## Given problem
Extract every entry word for word. Skip the pictures.

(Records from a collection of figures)
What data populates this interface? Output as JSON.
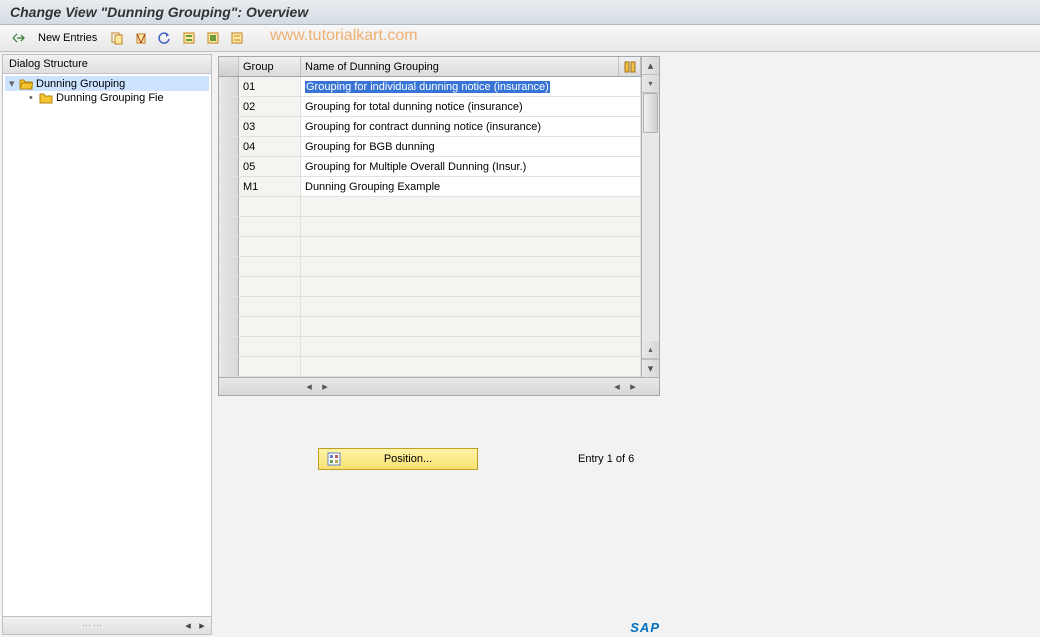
{
  "title": "Change View \"Dunning Grouping\": Overview",
  "toolbar": {
    "new_entries": "New Entries"
  },
  "watermark": "www.tutorialkart.com",
  "sidebar": {
    "header": "Dialog Structure",
    "items": [
      {
        "label": "Dunning Grouping",
        "level": 1,
        "expanded": true,
        "selected": true
      },
      {
        "label": "Dunning Grouping Fie",
        "level": 2,
        "expanded": false,
        "selected": false
      }
    ]
  },
  "table": {
    "columns": {
      "group": "Group",
      "name": "Name of Dunning Grouping"
    },
    "rows": [
      {
        "group": "01",
        "name": "Grouping for individual dunning notice (insurance)",
        "selected": true
      },
      {
        "group": "02",
        "name": "Grouping for total dunning notice (insurance)",
        "selected": false
      },
      {
        "group": "03",
        "name": "Grouping for contract dunning notice (insurance)",
        "selected": false
      },
      {
        "group": "04",
        "name": "Grouping for BGB dunning",
        "selected": false
      },
      {
        "group": "05",
        "name": "Grouping for Multiple Overall Dunning (Insur.)",
        "selected": false
      },
      {
        "group": "M1",
        "name": "Dunning Grouping Example",
        "selected": false
      }
    ],
    "empty_rows": 9
  },
  "position_button": "Position...",
  "entry_status": "Entry 1 of 6",
  "sap_logo": "SAP",
  "colors": {
    "title_bg_top": "#e8ecf0",
    "title_bg_bottom": "#d4dce4",
    "toolbar_bg_top": "#f8f8f8",
    "toolbar_bg_bottom": "#e8e8e8",
    "watermark": "#f0a050",
    "selection_bg": "#3874d6",
    "position_bg_top": "#fef4a8",
    "position_bg_bottom": "#f8e070",
    "folder": "#f4c430",
    "sap_blue": "#0070c0"
  }
}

## Response to the task
What data populates this interface? Output as JSON.
{
  "title": "Change View \"Dunning Grouping\": Overview",
  "toolbar": {
    "new_entries": "New Entries"
  },
  "watermark": "www.tutorialkart.com",
  "sidebar": {
    "header": "Dialog Structure",
    "items": [
      {
        "label": "Dunning Grouping",
        "level": 1,
        "expanded": true,
        "selected": true
      },
      {
        "label": "Dunning Grouping Fie",
        "level": 2,
        "expanded": false,
        "selected": false
      }
    ]
  },
  "table": {
    "columns": {
      "group": "Group",
      "name": "Name of Dunning Grouping"
    },
    "rows": [
      {
        "group": "01",
        "name": "Grouping for individual dunning notice (insurance)",
        "selected": true
      },
      {
        "group": "02",
        "name": "Grouping for total dunning notice (insurance)",
        "selected": false
      },
      {
        "group": "03",
        "name": "Grouping for contract dunning notice (insurance)",
        "selected": false
      },
      {
        "group": "04",
        "name": "Grouping for BGB dunning",
        "selected": false
      },
      {
        "group": "05",
        "name": "Grouping for Multiple Overall Dunning (Insur.)",
        "selected": false
      },
      {
        "group": "M1",
        "name": "Dunning Grouping Example",
        "selected": false
      }
    ],
    "empty_rows": 9
  },
  "position_button": "Position...",
  "entry_status": "Entry 1 of 6",
  "sap_logo": "SAP",
  "colors": {
    "title_bg_top": "#e8ecf0",
    "title_bg_bottom": "#d4dce4",
    "toolbar_bg_top": "#f8f8f8",
    "toolbar_bg_bottom": "#e8e8e8",
    "watermark": "#f0a050",
    "selection_bg": "#3874d6",
    "position_bg_top": "#fef4a8",
    "position_bg_bottom": "#f8e070",
    "folder": "#f4c430",
    "sap_blue": "#0070c0"
  }
}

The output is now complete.